↓
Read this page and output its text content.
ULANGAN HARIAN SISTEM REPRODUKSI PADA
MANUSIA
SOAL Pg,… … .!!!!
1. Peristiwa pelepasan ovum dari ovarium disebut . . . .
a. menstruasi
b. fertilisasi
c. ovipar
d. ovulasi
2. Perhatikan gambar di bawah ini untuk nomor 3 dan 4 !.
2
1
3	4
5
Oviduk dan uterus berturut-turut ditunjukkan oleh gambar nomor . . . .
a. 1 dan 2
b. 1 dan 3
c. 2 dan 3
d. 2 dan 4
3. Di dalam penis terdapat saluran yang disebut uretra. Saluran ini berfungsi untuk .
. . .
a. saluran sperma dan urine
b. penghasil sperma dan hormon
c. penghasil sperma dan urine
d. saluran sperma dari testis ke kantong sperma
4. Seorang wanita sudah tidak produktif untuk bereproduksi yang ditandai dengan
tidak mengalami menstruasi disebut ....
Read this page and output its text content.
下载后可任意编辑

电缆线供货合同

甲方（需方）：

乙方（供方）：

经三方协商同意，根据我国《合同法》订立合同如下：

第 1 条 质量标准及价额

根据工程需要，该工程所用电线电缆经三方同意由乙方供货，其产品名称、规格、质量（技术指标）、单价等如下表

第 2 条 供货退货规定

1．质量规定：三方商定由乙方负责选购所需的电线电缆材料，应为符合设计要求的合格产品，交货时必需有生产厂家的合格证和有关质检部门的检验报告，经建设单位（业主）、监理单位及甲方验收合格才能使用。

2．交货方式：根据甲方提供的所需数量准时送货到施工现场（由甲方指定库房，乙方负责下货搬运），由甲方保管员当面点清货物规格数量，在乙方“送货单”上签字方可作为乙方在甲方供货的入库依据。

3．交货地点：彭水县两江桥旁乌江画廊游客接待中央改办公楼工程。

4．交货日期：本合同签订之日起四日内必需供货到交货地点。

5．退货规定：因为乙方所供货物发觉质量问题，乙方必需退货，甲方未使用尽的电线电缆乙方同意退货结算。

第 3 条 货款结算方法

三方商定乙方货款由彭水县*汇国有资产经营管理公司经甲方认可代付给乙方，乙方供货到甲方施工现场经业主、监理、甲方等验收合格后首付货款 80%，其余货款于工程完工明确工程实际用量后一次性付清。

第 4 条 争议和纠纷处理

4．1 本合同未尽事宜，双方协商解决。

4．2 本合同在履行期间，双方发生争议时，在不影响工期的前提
↑
- **Your objective**:
Please output the complete data exactly.

- **Written answer**:
Read this page and output its text content.
ULANGAN HARIAN SISTEM REPRODUKSI PADA
MANUSIA
SOAL Pg,… … .!!!!
1. Peristiwa pelepasan ovum dari ovarium disebut . . . .
a. menstruasi
b. fertilisasi
c. ovipar
d. ovulasi
2. Perhatikan gambar di bawah ini untuk nomor 3 dan 4 !.
2
1
3	4
5
Oviduk dan uterus berturut-turut ditunjukkan oleh gambar nomor . . . .
a. 1 dan 2
b. 1 dan 3
c. 2 dan 3
d. 2 dan 4
3. Di dalam penis terdapat saluran yang disebut uretra. Saluran ini berfungsi untuk .
. . .
a. saluran sperma dan urine
b. penghasil sperma dan hormon
c. penghasil sperma dan urine
d. saluran sperma dari testis ke kantong sperma
4. Seorang wanita sudah tidak produktif untuk bereproduksi yang ditandai dengan
tidak mengalami menstruasi disebut ....
Read this page and output its text content.
下载后可任意编辑

电缆线供货合同

甲方（需方）：

乙方（供方）：

经三方协商同意，根据我国《合同法》订立合同如下：

第 1 条 质量标准及价额

根据工程需要，该工程所用电线电缆经三方同意由乙方供货，其产品名称、规格、质量（技术指标）、单价等如下表

第 2 条 供货退货规定

1．质量规定：三方商定由乙方负责选购所需的电线电缆材料，应为符合设计要求的合格产品，交货时必需有生产厂家的合格证和有关质检部门的检验报告，经建设单位（业主）、监理单位及甲方验收合格才能使用。

2．交货方式：根据甲方提供的所需数量准时送货到施工现场（由甲方指定库房，乙方负责下货搬运），由甲方保管员当面点清货物规格数量，在乙方“送货单”上签字方可作为乙方在甲方供货的入库依据。

3．交货地点：彭水县两江桥旁乌江画廊游客接待中央改办公楼工程。

4．交货日期：本合同签订之日起四日内必需供货到交货地点。

5．退货规定：因为乙方所供货物发觉质量问题，乙方必需退货，甲方未使用尽的电线电缆乙方同意退货结算。

第 3 条 货款结算方法

三方商定乙方货款由彭水县*汇国有资产经营管理公司经甲方认可代付给乙方，乙方供货到甲方施工现场经业主、监理、甲方等验收合格后首付货款 80%，其余货款于工程完工明确工程实际用量后一次性付清。

第 4 条 争议和纠纷处理

4．1 本合同未尽事宜，双方协商解决。

4．2 本合同在履行期间，双方发生争议时，在不影响工期的前提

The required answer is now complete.